* **The task**
Show all lines of the listing that hold the word "Subject".

* **Data records**
--------------------
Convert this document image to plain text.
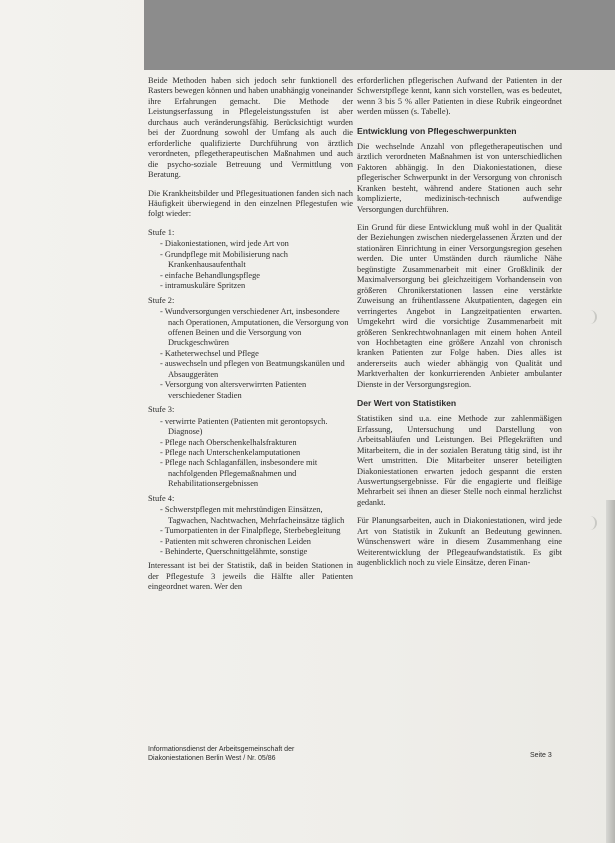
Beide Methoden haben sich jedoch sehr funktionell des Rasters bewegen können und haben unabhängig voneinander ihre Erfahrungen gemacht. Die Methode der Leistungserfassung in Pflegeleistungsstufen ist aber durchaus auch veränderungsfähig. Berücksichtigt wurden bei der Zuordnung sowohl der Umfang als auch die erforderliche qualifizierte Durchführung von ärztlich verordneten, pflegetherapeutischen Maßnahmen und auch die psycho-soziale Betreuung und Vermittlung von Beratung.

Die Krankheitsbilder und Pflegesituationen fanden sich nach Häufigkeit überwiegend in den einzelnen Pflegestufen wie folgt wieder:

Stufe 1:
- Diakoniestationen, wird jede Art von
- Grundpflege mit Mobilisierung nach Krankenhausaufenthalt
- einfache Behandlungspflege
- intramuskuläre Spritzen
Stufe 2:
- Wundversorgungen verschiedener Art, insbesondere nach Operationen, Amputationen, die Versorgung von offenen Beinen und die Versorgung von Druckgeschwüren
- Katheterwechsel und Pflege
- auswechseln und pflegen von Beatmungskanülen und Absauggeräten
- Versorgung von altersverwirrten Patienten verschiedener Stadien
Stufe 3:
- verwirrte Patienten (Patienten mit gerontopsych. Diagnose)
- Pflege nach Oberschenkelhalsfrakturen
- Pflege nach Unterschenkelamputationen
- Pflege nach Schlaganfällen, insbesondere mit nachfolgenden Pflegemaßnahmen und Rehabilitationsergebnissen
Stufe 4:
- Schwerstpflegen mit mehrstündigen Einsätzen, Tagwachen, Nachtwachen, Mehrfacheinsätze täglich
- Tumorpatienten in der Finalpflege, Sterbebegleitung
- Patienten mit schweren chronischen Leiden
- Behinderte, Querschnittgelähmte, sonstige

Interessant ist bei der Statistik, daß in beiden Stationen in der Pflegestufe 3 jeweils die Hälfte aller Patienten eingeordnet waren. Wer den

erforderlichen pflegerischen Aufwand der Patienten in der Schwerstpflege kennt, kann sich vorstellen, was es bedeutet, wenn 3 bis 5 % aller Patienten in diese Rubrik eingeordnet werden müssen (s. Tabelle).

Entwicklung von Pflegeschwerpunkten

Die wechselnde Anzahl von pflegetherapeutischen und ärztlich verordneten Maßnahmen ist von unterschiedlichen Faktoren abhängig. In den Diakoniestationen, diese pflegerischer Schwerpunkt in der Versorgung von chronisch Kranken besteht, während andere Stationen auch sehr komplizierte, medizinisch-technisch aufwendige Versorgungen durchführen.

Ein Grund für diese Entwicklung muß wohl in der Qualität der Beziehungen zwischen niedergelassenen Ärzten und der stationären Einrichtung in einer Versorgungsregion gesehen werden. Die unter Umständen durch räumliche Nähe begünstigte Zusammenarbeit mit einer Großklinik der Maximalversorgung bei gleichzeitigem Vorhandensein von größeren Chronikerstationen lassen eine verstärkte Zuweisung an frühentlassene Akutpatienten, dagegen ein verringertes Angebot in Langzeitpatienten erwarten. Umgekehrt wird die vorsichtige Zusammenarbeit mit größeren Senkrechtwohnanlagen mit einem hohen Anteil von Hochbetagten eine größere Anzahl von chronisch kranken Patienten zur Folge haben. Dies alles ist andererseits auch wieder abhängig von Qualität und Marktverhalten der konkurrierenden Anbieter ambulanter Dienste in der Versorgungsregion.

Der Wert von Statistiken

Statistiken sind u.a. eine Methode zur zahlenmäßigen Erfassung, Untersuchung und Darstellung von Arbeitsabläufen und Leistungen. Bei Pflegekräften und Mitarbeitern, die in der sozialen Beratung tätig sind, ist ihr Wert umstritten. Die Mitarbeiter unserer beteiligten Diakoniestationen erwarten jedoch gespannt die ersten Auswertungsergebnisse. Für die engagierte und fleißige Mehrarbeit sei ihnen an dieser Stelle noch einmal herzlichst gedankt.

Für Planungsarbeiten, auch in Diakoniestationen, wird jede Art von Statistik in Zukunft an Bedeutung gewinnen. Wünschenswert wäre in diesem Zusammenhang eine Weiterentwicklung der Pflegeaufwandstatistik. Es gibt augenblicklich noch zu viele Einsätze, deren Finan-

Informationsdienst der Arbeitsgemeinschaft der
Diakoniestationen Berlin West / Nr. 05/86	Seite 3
--------------------
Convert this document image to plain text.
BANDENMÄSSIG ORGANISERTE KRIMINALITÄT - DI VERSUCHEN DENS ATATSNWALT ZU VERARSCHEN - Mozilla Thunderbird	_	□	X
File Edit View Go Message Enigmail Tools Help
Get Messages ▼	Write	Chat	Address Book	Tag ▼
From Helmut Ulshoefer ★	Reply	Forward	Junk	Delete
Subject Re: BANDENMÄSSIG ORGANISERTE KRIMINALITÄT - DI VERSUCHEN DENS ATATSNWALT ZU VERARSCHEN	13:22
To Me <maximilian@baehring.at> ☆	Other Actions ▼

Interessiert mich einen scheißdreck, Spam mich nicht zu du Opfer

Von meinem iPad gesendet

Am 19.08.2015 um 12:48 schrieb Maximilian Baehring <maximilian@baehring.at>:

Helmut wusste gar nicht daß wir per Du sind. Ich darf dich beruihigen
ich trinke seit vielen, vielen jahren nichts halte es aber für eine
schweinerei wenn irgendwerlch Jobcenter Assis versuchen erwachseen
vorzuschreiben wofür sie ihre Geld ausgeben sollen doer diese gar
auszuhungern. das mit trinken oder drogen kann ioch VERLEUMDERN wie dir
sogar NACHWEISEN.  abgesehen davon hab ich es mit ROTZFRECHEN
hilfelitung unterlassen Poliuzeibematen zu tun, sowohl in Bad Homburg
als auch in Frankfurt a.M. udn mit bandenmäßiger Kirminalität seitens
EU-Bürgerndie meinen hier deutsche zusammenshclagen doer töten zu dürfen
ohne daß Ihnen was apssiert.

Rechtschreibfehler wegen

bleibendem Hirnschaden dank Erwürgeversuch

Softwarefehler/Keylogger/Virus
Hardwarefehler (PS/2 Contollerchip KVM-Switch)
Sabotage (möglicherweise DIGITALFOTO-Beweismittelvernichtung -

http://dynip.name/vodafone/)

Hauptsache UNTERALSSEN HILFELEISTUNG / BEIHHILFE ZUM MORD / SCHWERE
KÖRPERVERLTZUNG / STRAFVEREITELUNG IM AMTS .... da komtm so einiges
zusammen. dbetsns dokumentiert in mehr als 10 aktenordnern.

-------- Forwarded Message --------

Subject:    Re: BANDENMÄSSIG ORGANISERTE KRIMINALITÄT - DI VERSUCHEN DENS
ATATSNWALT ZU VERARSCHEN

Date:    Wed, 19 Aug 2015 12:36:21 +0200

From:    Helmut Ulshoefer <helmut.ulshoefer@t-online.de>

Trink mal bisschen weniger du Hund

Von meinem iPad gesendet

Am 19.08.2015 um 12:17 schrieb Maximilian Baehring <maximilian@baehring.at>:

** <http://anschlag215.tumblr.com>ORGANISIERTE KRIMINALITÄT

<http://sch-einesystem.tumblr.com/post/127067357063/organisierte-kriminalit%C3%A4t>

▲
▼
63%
--------------------
* **Response area**
Subject Re: BANDENMÄSSIG ORGANISERTE KRIMINALITÄT - DI VERSUCHEN DENS ATATSNWALT ZU VERARSCHEN	13:22
Subject:    Re: BANDENMÄSSIG ORGANISERTE KRIMINALITÄT - DI VERSUCHEN DENS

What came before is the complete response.